• _ENTRIES SUPPLIED_:
--------------------------------------------------

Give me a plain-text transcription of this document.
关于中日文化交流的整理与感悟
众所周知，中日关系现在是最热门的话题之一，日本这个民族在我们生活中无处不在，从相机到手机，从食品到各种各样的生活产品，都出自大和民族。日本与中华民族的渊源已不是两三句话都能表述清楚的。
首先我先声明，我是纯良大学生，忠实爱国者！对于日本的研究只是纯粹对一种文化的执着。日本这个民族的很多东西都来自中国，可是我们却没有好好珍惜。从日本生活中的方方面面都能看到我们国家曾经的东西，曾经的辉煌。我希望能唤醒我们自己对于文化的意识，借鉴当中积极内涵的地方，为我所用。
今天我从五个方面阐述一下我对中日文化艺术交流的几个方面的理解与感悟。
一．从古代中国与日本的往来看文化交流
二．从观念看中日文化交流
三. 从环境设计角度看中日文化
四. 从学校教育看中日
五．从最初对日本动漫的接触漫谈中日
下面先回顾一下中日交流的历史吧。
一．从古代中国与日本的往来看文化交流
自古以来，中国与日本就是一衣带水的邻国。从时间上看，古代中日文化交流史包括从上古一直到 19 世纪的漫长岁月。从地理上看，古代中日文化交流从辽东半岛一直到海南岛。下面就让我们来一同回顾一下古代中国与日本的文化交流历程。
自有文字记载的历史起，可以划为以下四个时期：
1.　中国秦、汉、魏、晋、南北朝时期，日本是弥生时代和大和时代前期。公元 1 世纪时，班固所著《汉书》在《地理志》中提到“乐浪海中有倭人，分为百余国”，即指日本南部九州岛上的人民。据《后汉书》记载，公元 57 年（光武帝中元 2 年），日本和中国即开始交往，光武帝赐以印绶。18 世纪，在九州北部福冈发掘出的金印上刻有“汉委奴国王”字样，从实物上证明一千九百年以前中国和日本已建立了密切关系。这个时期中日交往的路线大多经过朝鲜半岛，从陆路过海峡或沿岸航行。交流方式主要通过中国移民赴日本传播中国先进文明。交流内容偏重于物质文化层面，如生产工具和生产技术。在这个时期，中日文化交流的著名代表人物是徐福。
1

--------------------------------------------------

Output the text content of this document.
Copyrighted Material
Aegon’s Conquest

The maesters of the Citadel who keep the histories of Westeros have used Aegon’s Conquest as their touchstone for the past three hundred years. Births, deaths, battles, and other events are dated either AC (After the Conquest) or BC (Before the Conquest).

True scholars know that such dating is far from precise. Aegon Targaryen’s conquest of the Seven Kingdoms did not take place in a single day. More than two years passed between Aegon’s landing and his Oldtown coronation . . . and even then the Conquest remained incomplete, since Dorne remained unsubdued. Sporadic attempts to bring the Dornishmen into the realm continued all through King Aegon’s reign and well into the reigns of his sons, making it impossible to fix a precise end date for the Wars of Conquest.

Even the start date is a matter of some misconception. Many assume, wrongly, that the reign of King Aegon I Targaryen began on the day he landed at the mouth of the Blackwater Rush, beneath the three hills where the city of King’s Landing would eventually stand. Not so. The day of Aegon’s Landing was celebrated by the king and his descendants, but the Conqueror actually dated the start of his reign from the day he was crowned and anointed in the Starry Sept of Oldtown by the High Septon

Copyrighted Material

--------------------------------------------------

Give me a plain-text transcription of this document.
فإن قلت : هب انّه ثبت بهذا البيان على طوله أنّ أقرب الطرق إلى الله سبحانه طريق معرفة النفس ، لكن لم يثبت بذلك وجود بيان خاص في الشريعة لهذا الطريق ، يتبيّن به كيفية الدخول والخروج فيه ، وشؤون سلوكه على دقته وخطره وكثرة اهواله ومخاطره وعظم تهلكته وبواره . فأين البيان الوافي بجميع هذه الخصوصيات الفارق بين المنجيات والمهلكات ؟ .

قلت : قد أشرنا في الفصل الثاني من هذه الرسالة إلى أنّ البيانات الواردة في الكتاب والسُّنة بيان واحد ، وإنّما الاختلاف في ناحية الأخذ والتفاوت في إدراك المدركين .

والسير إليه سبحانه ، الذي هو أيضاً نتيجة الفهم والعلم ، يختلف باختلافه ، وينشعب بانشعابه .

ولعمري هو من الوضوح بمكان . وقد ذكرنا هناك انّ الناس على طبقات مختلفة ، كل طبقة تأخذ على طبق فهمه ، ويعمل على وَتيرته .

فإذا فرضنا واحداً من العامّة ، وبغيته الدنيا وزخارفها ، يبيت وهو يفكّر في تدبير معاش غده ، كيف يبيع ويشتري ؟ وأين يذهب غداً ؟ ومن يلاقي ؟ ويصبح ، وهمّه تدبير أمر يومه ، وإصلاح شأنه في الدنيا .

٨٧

--------------------------------------------------

• _INSTRUCTION_:
Go through the listing above and pull out each line containing the word "بيان".

• _FINISHED EXERCISE_:
فإن قلت : هب انّه ثبت بهذا البيان على طوله أنّ أقرب الطرق إلى الله سبحانه طريق معرفة النفس ، لكن لم يثبت بذلك وجود بيان خاص في الشريعة لهذا الطريق ، يتبيّن به كيفية الدخول والخروج فيه ، وشؤون سلوكه على دقته وخطره وكثرة اهواله ومخاطره وعظم تهلكته وبواره . فأين البيان الوافي بجميع هذه الخصوصيات الفارق بين المنجيات والمهلكات ؟ .
قلت : قد أشرنا في الفصل الثاني من هذه الرسالة إلى أنّ البيانات الواردة في الكتاب والسُّنة بيان واحد ، وإنّما الاختلاف في ناحية الأخذ والتفاوت في إدراك المدركين .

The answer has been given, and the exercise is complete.